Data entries
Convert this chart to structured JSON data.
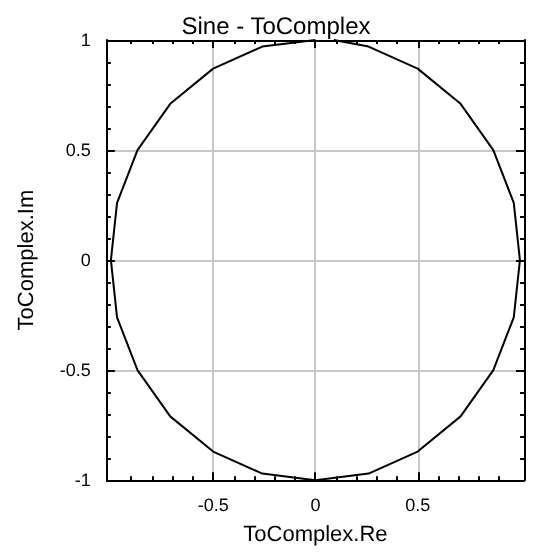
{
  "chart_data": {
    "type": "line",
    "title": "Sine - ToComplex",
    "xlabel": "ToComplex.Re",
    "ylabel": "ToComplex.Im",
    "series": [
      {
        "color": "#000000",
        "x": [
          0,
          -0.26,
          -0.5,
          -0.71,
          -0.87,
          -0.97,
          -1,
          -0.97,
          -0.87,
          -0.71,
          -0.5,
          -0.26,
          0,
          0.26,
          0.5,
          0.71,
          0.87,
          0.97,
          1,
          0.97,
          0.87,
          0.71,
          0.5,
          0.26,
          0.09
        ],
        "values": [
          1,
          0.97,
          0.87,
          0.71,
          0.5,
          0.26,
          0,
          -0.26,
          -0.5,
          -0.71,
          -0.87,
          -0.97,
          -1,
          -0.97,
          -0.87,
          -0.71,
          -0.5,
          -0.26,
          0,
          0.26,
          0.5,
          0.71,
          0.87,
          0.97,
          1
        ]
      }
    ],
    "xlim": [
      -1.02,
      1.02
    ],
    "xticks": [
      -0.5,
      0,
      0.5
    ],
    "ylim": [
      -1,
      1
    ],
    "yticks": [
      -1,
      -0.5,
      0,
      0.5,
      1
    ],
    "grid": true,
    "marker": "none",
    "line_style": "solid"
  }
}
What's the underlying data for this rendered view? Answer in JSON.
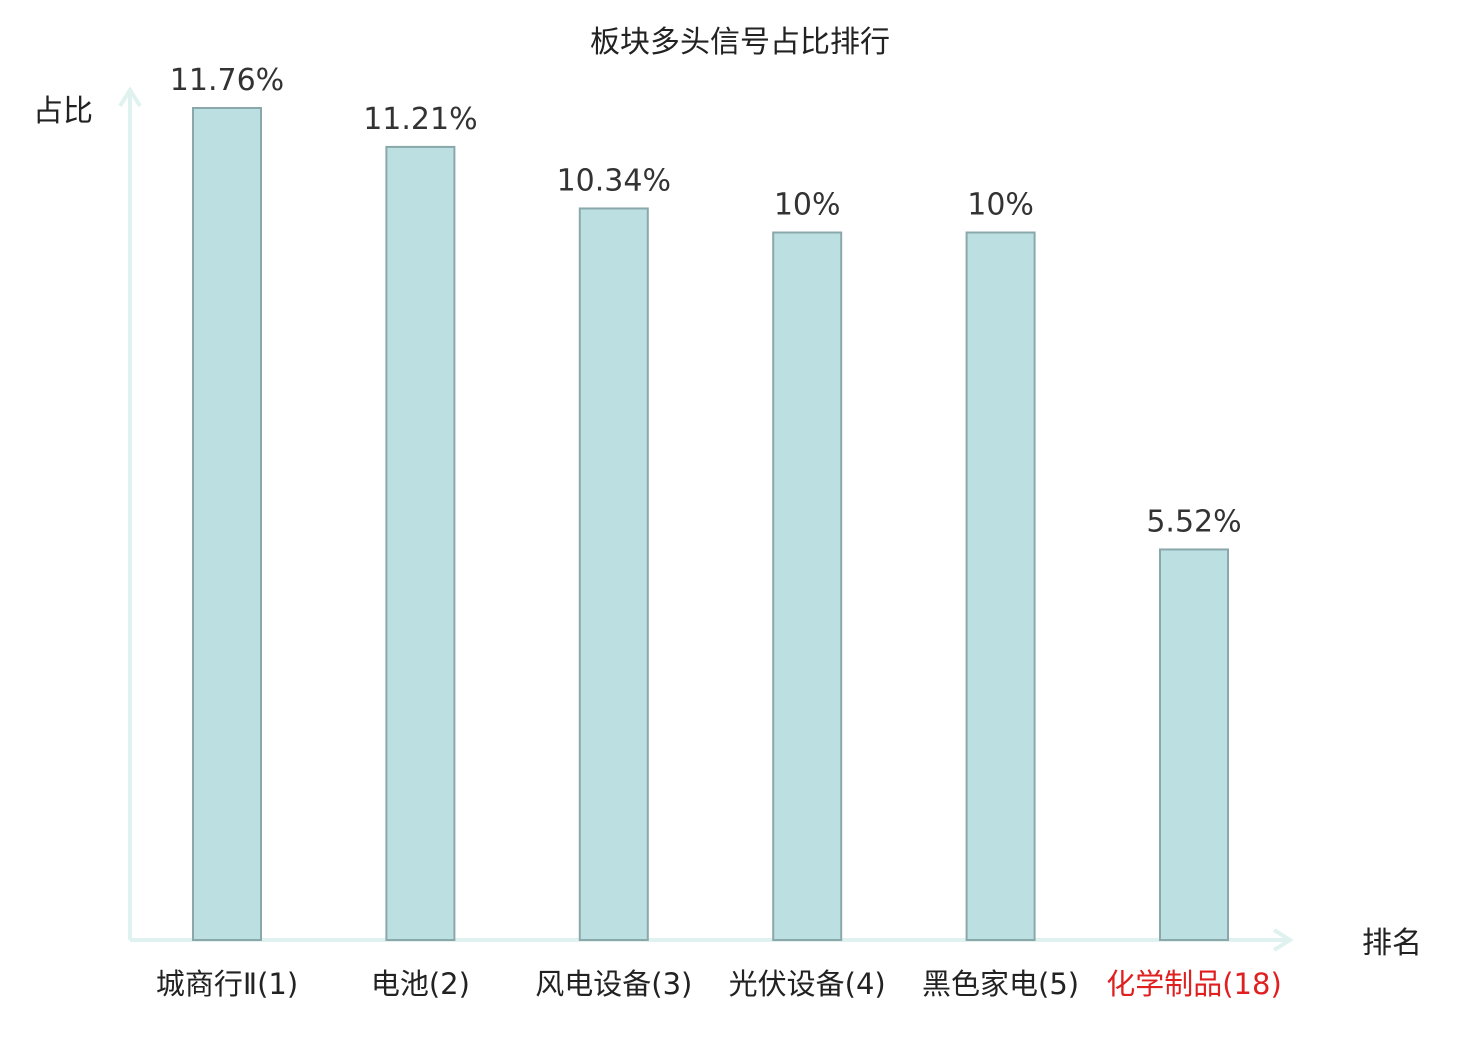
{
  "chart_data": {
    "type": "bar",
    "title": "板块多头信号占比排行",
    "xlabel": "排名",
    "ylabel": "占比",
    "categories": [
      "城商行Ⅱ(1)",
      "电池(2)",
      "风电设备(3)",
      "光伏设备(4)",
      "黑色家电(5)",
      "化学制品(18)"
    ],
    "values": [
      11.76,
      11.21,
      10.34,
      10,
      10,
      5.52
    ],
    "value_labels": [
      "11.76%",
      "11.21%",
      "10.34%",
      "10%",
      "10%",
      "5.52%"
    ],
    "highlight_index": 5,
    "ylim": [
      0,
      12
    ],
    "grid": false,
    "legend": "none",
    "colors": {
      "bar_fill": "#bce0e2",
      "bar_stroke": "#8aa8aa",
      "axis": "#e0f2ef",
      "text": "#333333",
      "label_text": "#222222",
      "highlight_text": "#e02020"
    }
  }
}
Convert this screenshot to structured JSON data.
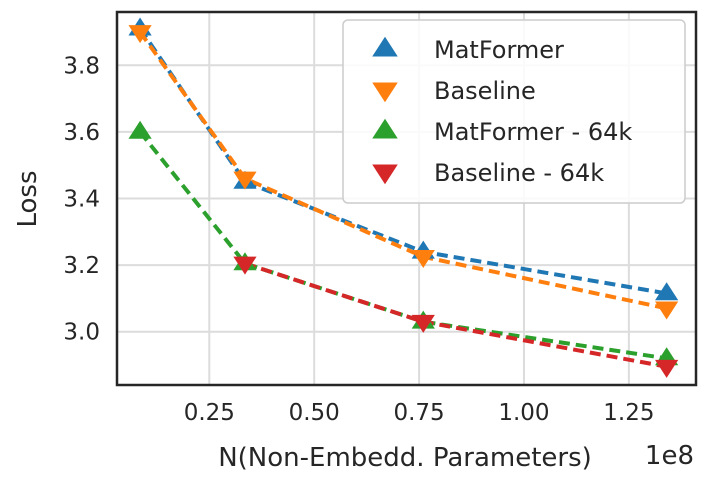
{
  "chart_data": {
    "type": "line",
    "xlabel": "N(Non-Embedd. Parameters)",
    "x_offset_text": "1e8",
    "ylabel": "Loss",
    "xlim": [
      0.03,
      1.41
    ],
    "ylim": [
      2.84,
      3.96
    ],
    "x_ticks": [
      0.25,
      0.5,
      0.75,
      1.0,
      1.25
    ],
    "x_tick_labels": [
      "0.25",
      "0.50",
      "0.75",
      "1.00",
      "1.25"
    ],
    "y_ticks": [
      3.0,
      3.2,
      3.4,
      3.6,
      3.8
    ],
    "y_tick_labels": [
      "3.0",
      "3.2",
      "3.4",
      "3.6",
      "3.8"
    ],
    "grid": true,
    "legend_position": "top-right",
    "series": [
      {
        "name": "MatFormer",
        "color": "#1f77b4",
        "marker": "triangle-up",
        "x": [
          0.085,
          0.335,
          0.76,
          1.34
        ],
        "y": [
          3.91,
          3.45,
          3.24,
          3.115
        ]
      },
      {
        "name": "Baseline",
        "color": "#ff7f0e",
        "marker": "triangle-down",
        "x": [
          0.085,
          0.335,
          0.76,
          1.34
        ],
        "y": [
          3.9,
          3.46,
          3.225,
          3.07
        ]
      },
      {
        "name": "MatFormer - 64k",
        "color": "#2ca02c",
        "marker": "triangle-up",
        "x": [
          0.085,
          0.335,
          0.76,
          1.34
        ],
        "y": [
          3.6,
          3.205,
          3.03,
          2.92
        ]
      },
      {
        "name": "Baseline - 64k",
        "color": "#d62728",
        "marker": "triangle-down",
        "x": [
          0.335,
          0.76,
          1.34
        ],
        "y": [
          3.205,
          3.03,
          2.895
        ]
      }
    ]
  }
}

Stated task
Scan the material above for the string "ylabel" and report each line where you find it.

Solution to the exercise
    "ylabel": "ToComplex.Im",
    "ylabel": "占比",
    "ylabel": "Loss",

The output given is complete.